• **TASK INSTRUCTIONS**: Copy out every line of the items below word for word, leaving out the pictures.

• **DATA SUPPLIED**:
* * *
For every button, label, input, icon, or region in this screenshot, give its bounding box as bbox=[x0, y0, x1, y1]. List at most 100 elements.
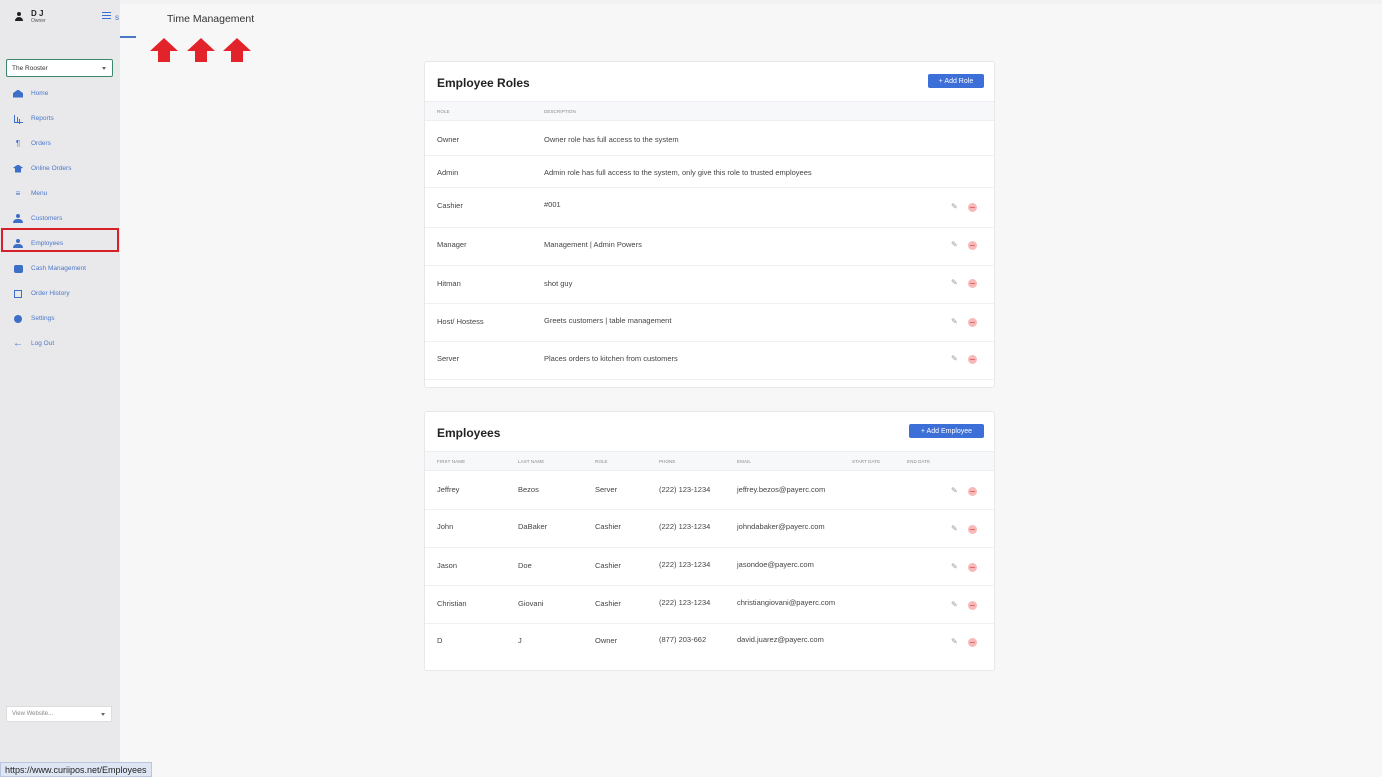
employees-table-header: First Name Last Name Role Phone Email St… bbox=[425, 451, 994, 471]
table-row: Jason Doe Cashier (222) 123-1234 jasondo… bbox=[425, 548, 994, 586]
last-name: J bbox=[518, 636, 522, 645]
table-row: Christian Giovani Cashier (222) 123-1234… bbox=[425, 586, 994, 624]
first-name: Jeffrey bbox=[437, 485, 460, 494]
table-row: Cashier #001 ✎ bbox=[425, 188, 994, 228]
view-website-select[interactable]: View Website... bbox=[6, 706, 112, 722]
sidebar-item-label: Order History bbox=[31, 290, 70, 297]
red-arrow-icon bbox=[187, 38, 215, 62]
store-select[interactable]: The Rooster bbox=[6, 59, 113, 77]
employee-role: Cashier bbox=[595, 561, 621, 570]
history-icon bbox=[13, 289, 23, 298]
add-role-button[interactable]: + Add Role bbox=[928, 74, 984, 88]
delete-icon[interactable] bbox=[968, 279, 977, 288]
tab-time-management[interactable]: Time Management bbox=[167, 13, 254, 25]
column-header: Email bbox=[737, 459, 752, 464]
employee-role: Server bbox=[595, 485, 618, 494]
role-name: Manager bbox=[437, 240, 467, 249]
delete-icon[interactable] bbox=[968, 638, 977, 647]
column-header: Role bbox=[595, 459, 608, 464]
delete-icon[interactable] bbox=[968, 203, 977, 212]
sidebar-item-menu[interactable]: ≡ Menu bbox=[0, 181, 120, 206]
edit-icon[interactable]: ✎ bbox=[951, 355, 959, 363]
edit-icon[interactable]: ✎ bbox=[951, 525, 959, 533]
sidebar-item-reports[interactable]: Reports bbox=[0, 106, 120, 131]
edit-icon[interactable]: ✎ bbox=[951, 563, 959, 571]
edit-icon[interactable]: ✎ bbox=[951, 318, 959, 326]
table-row: John DaBaker Cashier (222) 123-1234 john… bbox=[425, 510, 994, 548]
delete-icon[interactable] bbox=[968, 525, 977, 534]
delete-icon[interactable] bbox=[968, 601, 977, 610]
red-arrow-icon bbox=[223, 38, 251, 62]
arrow-left-icon: ← bbox=[13, 337, 23, 349]
last-name: Bezos bbox=[518, 485, 539, 494]
email: david.juarez@payerc.com bbox=[737, 635, 824, 644]
column-header: Role bbox=[437, 109, 450, 114]
employees-card: Employees + Add Employee First Name Last… bbox=[424, 411, 995, 671]
sidebar-item-log-out[interactable]: ← Log Out bbox=[0, 331, 120, 356]
tab-active-underline bbox=[120, 36, 136, 38]
role-name: Owner bbox=[437, 135, 460, 144]
add-employee-button[interactable]: + Add Employee bbox=[909, 424, 984, 438]
edit-icon[interactable]: ✎ bbox=[951, 638, 959, 646]
user-avatar-icon bbox=[14, 11, 24, 22]
sidebar-item-home[interactable]: Home bbox=[0, 81, 120, 106]
sidebar-item-order-history[interactable]: Order History bbox=[0, 281, 120, 306]
user-profile[interactable]: D J Owner bbox=[14, 9, 46, 24]
first-name: Christian bbox=[437, 599, 467, 608]
phone: (222) 123-1234 bbox=[659, 485, 711, 494]
column-header: Description bbox=[544, 109, 576, 114]
sidebar-item-online-orders[interactable]: Online Orders bbox=[0, 156, 120, 181]
tab-employees[interactable]: s bbox=[115, 13, 119, 22]
sidebar-item-cash-management[interactable]: Cash Management bbox=[0, 256, 120, 281]
role-description: Management | Admin Powers bbox=[544, 240, 642, 249]
last-name: Doe bbox=[518, 561, 532, 570]
bar-chart-icon bbox=[13, 114, 23, 123]
delete-icon[interactable] bbox=[968, 563, 977, 572]
view-website-value: View Website... bbox=[12, 711, 54, 717]
table-row: Admin Admin role has full access to the … bbox=[425, 156, 994, 188]
edit-icon[interactable]: ✎ bbox=[951, 203, 959, 211]
column-header: End Date bbox=[907, 459, 931, 464]
sidebar-item-label: Home bbox=[31, 90, 49, 97]
last-name: Giovani bbox=[518, 599, 544, 608]
role-description: Admin role has full access to the system… bbox=[544, 168, 812, 177]
table-row: Owner Owner role has full access to the … bbox=[425, 122, 994, 156]
sidebar-item-settings[interactable]: Settings bbox=[0, 306, 120, 331]
edit-icon[interactable]: ✎ bbox=[951, 279, 959, 287]
employees-card-title: Employees bbox=[437, 426, 501, 440]
edit-icon[interactable]: ✎ bbox=[951, 241, 959, 249]
table-row: Manager Management | Admin Powers ✎ bbox=[425, 228, 994, 266]
employee-role: Owner bbox=[595, 636, 618, 645]
employee-roles-card: Employee Roles + Add Role Role Descripti… bbox=[424, 61, 995, 388]
phone: (222) 123-1234 bbox=[659, 560, 711, 569]
role-description: Places orders to kitchen from customers bbox=[544, 354, 678, 363]
sidebar-item-label: Log Out bbox=[31, 340, 55, 347]
edit-icon[interactable]: ✎ bbox=[951, 487, 959, 495]
edit-icon[interactable]: ✎ bbox=[951, 601, 959, 609]
chevron-down-icon bbox=[101, 713, 105, 716]
table-row: Host/ Hostess Greets customers | table m… bbox=[425, 304, 994, 342]
sidebar-item-orders[interactable]: ¶ Orders bbox=[0, 131, 120, 156]
role-description: #001 bbox=[544, 200, 561, 209]
delete-icon[interactable] bbox=[968, 241, 977, 250]
email: christiangiovani@payerc.com bbox=[737, 598, 836, 607]
sidebar: D J Owner The Rooster Home Reports ¶ Ord… bbox=[0, 0, 120, 777]
sidebar-item-label: Menu bbox=[31, 190, 48, 197]
store-select-value: The Rooster bbox=[12, 65, 48, 72]
role-description: Greets customers | table management bbox=[544, 316, 672, 325]
delete-icon[interactable] bbox=[968, 355, 977, 364]
role-name: Host/ Hostess bbox=[437, 317, 484, 326]
gear-icon bbox=[13, 314, 23, 323]
role-description: Owner role has full access to the system bbox=[544, 135, 679, 144]
first-name: John bbox=[437, 522, 454, 531]
roles-card-title: Employee Roles bbox=[437, 76, 530, 90]
column-header: Phone bbox=[659, 459, 676, 464]
home-icon bbox=[13, 89, 23, 98]
sidebar-item-label: Settings bbox=[31, 315, 55, 322]
menu-icon: ≡ bbox=[15, 189, 21, 198]
status-url: https://www.curiipos.net/Employees bbox=[0, 762, 152, 777]
table-row: Jeffrey Bezos Server (222) 123-1234 jeff… bbox=[425, 472, 994, 510]
delete-icon[interactable] bbox=[968, 487, 977, 496]
delete-icon[interactable] bbox=[968, 318, 977, 327]
hamburger-menu-icon[interactable] bbox=[102, 12, 111, 19]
* * *
• **CORRECT RESULT**:
For every button, label, input, icon, or region in this screenshot, give its bounding box as bbox=[x0, y0, x1, y1]. List at most 100 elements.
employees-table-header: First Name Last Name Role Phone Email St… bbox=[425, 451, 994, 471]
table-row: Jason Doe Cashier (222) 123-1234 jasondo… bbox=[425, 548, 994, 586]
last-name: J bbox=[518, 636, 522, 645]
table-row: Christian Giovani Cashier (222) 123-1234… bbox=[425, 586, 994, 624]
first-name: Jeffrey bbox=[437, 485, 460, 494]
table-row: Cashier #001 ✎ bbox=[425, 188, 994, 228]
view-website-select[interactable]: View Website... bbox=[6, 706, 112, 722]
sidebar-item-label: Order History bbox=[31, 290, 70, 297]
red-arrow-icon bbox=[187, 38, 215, 62]
store-select[interactable]: The Rooster bbox=[6, 59, 113, 77]
employee-role: Cashier bbox=[595, 561, 621, 570]
history-icon bbox=[13, 289, 23, 298]
add-role-button[interactable]: + Add Role bbox=[928, 74, 984, 88]
delete-icon[interactable] bbox=[968, 279, 977, 288]
tab-time-management[interactable]: Time Management bbox=[167, 13, 254, 25]
column-header: Email bbox=[737, 459, 752, 464]
employee-role: Server bbox=[595, 485, 618, 494]
role-name: Manager bbox=[437, 240, 467, 249]
delete-icon[interactable] bbox=[968, 638, 977, 647]
column-header: Role bbox=[595, 459, 608, 464]
delete-icon[interactable] bbox=[968, 203, 977, 212]
sidebar-item-menu[interactable]: ≡ Menu bbox=[0, 181, 120, 206]
edit-icon[interactable]: ✎ bbox=[951, 355, 959, 363]
edit-icon[interactable]: ✎ bbox=[951, 525, 959, 533]
sidebar-item-reports[interactable]: Reports bbox=[0, 106, 120, 131]
edit-icon[interactable]: ✎ bbox=[951, 563, 959, 571]
edit-icon[interactable]: ✎ bbox=[951, 318, 959, 326]
table-row: John DaBaker Cashier (222) 123-1234 john… bbox=[425, 510, 994, 548]
delete-icon[interactable] bbox=[968, 525, 977, 534]
delete-icon[interactable] bbox=[968, 601, 977, 610]
red-arrow-icon bbox=[223, 38, 251, 62]
arrow-left-icon: ← bbox=[13, 337, 23, 349]
last-name: Bezos bbox=[518, 485, 539, 494]
email: david.juarez@payerc.com bbox=[737, 635, 824, 644]
column-header: Role bbox=[437, 109, 450, 114]
employees-card: Employees + Add Employee First Name Last… bbox=[424, 411, 995, 671]
sidebar-item-log-out[interactable]: ← Log Out bbox=[0, 331, 120, 356]
tab-active-underline bbox=[120, 36, 136, 38]
role-name: Owner bbox=[437, 135, 460, 144]
add-employee-button[interactable]: + Add Employee bbox=[909, 424, 984, 438]
edit-icon[interactable]: ✎ bbox=[951, 638, 959, 646]
user-avatar-icon bbox=[14, 11, 24, 22]
sidebar-item-home[interactable]: Home bbox=[0, 81, 120, 106]
sidebar-item-order-history[interactable]: Order History bbox=[0, 281, 120, 306]
user-profile[interactable]: D J Owner bbox=[14, 9, 46, 24]
first-name: Christian bbox=[437, 599, 467, 608]
phone: (222) 123-1234 bbox=[659, 485, 711, 494]
column-header: Description bbox=[544, 109, 576, 114]
sidebar-item-online-orders[interactable]: Online Orders bbox=[0, 156, 120, 181]
tab-employees[interactable]: s bbox=[115, 13, 119, 22]
sidebar-item-cash-management[interactable]: Cash Management bbox=[0, 256, 120, 281]
role-description: Management | Admin Powers bbox=[544, 240, 642, 249]
last-name: Doe bbox=[518, 561, 532, 570]
bar-chart-icon bbox=[13, 114, 23, 123]
delete-icon[interactable] bbox=[968, 563, 977, 572]
view-website-value: View Website... bbox=[12, 711, 54, 717]
table-row: Admin Admin role has full access to the … bbox=[425, 156, 994, 188]
edit-icon[interactable]: ✎ bbox=[951, 203, 959, 211]
column-header: End Date bbox=[907, 459, 931, 464]
sidebar-item-label: Home bbox=[31, 90, 49, 97]
last-name: Giovani bbox=[518, 599, 544, 608]
role-description: Admin role has full access to the system… bbox=[544, 168, 812, 177]
table-row: Owner Owner role has full access to the … bbox=[425, 122, 994, 156]
sidebar-item-settings[interactable]: Settings bbox=[0, 306, 120, 331]
edit-icon[interactable]: ✎ bbox=[951, 279, 959, 287]
employees-card-title: Employees bbox=[437, 426, 501, 440]
edit-icon[interactable]: ✎ bbox=[951, 241, 959, 249]
table-row: Manager Management | Admin Powers ✎ bbox=[425, 228, 994, 266]
employee-role: Owner bbox=[595, 636, 618, 645]
employee-roles-card: Employee Roles + Add Role Role Descripti… bbox=[424, 61, 995, 388]
phone: (222) 123-1234 bbox=[659, 560, 711, 569]
role-description: Places orders to kitchen from customers bbox=[544, 354, 678, 363]
sidebar-item-label: Log Out bbox=[31, 340, 55, 347]
edit-icon[interactable]: ✎ bbox=[951, 487, 959, 495]
edit-icon[interactable]: ✎ bbox=[951, 601, 959, 609]
chevron-down-icon bbox=[101, 713, 105, 716]
table-row: Host/ Hostess Greets customers | table m… bbox=[425, 304, 994, 342]
sidebar-item-orders[interactable]: ¶ Orders bbox=[0, 131, 120, 156]
role-description: #001 bbox=[544, 200, 561, 209]
delete-icon[interactable] bbox=[968, 241, 977, 250]
email: christiangiovani@payerc.com bbox=[737, 598, 836, 607]
sidebar: D J Owner The Rooster Home Reports ¶ Ord… bbox=[0, 0, 120, 777]
sidebar-item-label: Menu bbox=[31, 190, 48, 197]
store-select-value: The Rooster bbox=[12, 65, 48, 72]
role-description: Greets customers | table management bbox=[544, 316, 672, 325]
delete-icon[interactable] bbox=[968, 355, 977, 364]
role-name: Host/ Hostess bbox=[437, 317, 484, 326]
gear-icon bbox=[13, 314, 23, 323]
role-description: Owner role has full access to the system bbox=[544, 135, 679, 144]
first-name: John bbox=[437, 522, 454, 531]
roles-card-title: Employee Roles bbox=[437, 76, 530, 90]
column-header: Phone bbox=[659, 459, 676, 464]
home-icon bbox=[13, 89, 23, 98]
sidebar-item-label: Settings bbox=[31, 315, 55, 322]
menu-icon: ≡ bbox=[15, 189, 21, 198]
status-url: https://www.curiipos.net/Employees bbox=[0, 762, 152, 777]
table-row: Jeffrey Bezos Server (222) 123-1234 jeff… bbox=[425, 472, 994, 510]
delete-icon[interactable] bbox=[968, 487, 977, 496]
delete-icon[interactable] bbox=[968, 318, 977, 327]
hamburger-menu-icon[interactable] bbox=[102, 12, 111, 19]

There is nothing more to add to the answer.